(Beginning of Exercise passage)
Marfan syndrome (MFS) is an inherited connective tissue disorder noteworthy for its worldwide distribution, relatively high prevalence, and clinical variability. This autosomal dominant syndrome has pleiotropic manifestations involving primarily the ocular, cardiovascular, and skeletal systems. [1, 2] Classic MFS (MFS type 1, MFS1) has been considered a condition caused by the deficiency of a structural extracellular matrix protein, fibrillin-1; however, studies of Marfan mouse models and Marfan-related conditions have expanded our current understanding to a pathogenic model that involves dysregulation of cytokine-transforming growth factor beta (TGFβ) signaling. [3, 4]  Patients who have clinical findings of MFS, as well as genetic variants in the transforming growth factor-beta receptor-1 gene (TGFβR1) or the transforming growth factor-beta receptor-2 gene (TGFβR2), are designated as having MFS type 2 (MFS2). [5]

Signs and symptoms of Marfan syndrome

Clinical presentations are as follows:

  • Delayed achievement of gross and fine motor milestones due to ligamentous laxity of the hips, knees, ankles, plantar arches, wrists, and fingers
  • A decrescendo diastolic murmur from aortic regurgitation
  • An ejection click at the apex followed by a holosystolic high-pitched murmur due to mitral prolapse and regurgitation
  • Dysrhythmia (a primary feature)
  • Abrupt onset of thoracic pain, which occurs in more than 90% of patients with aortic dissection
  • Low back pain near the tailbone, burning sensation and numbness or weakness in the legs in severe dural ectasia.
(End of Exercise passage)
(Beginning of Dataset content)
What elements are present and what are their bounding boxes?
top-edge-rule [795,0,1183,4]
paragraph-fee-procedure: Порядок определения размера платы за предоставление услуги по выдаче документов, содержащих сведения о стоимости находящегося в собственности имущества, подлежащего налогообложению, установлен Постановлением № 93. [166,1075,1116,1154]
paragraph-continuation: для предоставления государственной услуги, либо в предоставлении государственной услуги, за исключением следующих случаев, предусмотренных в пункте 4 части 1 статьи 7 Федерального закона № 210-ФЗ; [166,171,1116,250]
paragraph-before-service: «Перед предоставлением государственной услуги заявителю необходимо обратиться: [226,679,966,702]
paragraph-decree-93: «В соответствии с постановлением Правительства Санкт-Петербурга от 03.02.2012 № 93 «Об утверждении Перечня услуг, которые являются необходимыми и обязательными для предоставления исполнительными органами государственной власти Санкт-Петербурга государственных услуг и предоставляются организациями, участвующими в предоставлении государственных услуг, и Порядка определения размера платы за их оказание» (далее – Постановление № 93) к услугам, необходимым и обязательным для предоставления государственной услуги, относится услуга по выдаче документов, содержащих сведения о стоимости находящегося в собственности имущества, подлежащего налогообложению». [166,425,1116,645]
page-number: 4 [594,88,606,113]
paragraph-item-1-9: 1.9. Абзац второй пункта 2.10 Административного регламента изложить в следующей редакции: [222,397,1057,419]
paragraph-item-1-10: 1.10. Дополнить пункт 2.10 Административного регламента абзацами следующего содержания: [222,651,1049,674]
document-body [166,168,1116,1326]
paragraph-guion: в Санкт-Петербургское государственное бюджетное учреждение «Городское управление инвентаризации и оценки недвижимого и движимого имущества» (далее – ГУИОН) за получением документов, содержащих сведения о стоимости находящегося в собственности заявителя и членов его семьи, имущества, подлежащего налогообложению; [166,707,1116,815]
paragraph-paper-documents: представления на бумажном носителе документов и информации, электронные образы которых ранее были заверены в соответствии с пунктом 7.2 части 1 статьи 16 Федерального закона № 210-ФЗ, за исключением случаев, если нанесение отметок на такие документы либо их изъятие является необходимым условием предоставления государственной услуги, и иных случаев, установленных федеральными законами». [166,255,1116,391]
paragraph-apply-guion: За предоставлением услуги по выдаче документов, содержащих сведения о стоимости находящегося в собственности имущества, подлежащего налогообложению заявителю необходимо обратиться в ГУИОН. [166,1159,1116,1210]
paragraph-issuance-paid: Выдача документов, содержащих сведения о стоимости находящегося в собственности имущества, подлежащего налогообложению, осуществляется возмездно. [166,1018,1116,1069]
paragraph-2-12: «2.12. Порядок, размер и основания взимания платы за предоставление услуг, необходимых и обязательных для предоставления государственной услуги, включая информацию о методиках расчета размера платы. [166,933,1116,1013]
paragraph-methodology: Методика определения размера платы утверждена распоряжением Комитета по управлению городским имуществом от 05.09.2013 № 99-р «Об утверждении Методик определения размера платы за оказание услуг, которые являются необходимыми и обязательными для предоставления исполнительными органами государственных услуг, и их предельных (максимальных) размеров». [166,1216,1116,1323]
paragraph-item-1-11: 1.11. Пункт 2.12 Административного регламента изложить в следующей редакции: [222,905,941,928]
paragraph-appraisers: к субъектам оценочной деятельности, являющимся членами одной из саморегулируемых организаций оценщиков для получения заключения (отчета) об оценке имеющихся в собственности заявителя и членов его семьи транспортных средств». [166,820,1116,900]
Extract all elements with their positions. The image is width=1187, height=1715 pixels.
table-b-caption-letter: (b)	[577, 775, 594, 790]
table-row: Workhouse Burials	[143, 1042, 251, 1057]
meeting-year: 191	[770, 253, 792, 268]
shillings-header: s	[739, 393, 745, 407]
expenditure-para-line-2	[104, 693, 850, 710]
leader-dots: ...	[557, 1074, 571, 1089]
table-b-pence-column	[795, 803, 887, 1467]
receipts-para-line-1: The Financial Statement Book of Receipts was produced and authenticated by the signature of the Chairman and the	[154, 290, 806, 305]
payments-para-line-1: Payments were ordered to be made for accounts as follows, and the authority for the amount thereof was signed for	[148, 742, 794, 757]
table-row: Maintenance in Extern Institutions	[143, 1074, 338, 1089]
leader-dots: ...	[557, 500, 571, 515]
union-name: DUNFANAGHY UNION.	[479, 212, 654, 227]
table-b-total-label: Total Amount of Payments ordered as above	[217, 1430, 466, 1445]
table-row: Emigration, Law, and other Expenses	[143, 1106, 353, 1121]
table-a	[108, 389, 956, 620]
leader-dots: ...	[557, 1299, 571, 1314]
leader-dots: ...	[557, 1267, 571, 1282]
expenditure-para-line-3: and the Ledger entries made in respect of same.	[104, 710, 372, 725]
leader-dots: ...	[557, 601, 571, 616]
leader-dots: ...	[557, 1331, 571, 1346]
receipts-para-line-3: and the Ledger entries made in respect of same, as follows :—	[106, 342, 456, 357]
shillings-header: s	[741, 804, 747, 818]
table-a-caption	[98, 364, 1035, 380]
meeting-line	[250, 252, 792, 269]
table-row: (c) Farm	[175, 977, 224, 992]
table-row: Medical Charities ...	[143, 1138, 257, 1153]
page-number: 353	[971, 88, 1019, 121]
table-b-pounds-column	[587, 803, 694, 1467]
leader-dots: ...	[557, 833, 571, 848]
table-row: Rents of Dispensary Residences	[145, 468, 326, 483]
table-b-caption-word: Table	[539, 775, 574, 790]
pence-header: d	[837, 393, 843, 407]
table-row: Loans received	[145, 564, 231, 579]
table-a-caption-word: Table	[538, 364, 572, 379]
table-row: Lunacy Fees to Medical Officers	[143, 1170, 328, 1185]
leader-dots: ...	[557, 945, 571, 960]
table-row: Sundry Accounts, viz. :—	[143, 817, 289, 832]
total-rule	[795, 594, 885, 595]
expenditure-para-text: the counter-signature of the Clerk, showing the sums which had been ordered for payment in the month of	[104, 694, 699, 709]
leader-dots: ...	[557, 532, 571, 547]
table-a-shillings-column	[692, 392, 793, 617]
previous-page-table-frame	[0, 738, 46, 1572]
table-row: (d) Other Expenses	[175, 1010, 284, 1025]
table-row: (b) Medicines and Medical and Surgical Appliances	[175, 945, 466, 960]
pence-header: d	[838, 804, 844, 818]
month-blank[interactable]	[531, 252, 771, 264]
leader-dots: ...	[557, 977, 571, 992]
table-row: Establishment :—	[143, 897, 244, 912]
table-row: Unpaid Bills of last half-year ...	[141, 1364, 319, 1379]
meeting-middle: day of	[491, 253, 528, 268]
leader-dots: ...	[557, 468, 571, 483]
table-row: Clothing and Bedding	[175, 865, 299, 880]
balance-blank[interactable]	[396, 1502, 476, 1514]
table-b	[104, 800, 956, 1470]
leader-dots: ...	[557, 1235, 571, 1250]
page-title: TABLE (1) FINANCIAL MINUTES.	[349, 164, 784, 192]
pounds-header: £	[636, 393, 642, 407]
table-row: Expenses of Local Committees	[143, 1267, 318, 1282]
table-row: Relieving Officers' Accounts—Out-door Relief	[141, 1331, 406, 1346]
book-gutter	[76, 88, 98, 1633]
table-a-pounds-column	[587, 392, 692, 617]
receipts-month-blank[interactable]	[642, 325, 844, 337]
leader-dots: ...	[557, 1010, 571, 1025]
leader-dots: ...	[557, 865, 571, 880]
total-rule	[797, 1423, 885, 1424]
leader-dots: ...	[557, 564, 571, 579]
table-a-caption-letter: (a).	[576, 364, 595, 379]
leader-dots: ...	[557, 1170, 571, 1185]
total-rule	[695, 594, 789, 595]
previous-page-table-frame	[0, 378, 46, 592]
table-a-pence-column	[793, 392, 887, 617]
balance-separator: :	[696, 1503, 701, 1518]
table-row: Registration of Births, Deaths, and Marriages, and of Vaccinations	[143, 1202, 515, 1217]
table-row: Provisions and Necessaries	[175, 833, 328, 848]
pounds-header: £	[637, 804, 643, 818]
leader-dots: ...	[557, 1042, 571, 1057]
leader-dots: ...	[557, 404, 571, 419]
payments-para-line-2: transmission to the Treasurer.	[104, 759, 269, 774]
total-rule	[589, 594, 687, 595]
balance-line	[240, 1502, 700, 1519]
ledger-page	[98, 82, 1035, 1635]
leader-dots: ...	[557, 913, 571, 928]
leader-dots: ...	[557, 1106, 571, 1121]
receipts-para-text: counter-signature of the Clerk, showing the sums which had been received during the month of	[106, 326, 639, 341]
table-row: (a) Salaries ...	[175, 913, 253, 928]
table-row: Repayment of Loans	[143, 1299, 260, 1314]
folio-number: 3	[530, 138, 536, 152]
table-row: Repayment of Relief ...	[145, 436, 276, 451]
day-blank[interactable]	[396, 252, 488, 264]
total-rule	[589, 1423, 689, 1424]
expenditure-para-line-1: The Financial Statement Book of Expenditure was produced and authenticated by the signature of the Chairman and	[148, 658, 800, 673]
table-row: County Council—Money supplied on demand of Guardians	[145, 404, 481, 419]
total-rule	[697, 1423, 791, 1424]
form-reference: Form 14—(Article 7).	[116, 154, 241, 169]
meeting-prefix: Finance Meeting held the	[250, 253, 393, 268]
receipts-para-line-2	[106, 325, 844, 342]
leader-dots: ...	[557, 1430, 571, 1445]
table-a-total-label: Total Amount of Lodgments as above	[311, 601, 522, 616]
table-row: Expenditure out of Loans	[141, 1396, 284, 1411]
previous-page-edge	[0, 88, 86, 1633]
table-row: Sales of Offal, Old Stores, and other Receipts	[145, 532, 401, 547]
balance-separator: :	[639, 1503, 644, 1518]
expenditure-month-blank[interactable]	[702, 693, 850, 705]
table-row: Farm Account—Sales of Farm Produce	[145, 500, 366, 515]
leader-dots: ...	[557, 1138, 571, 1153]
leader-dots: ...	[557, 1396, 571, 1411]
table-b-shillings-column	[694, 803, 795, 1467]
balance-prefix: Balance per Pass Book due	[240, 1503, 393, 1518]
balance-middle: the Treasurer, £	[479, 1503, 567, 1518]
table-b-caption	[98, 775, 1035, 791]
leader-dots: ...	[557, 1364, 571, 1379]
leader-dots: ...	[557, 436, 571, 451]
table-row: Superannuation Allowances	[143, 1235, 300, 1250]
(End of Dataset content)
Exercise details:
Answer these questions using the Marfan syndrome passage.
1. A deficiency of which structural protein has classic MFS been considered to cause?
2. Variants in which genes, along with clinical findings of MFS, lead to a designation of MFS type 2?
3. In what share of patients with aortic dissection does abrupt onset of thoracic pain occur?

Solution:
1. Fibrillin-1
2. The transforming growth factor-beta receptor-1 gene (TGFβR1) or the transforming growth factor-beta receptor-2 gene (TGFβR2)
3. More than 90%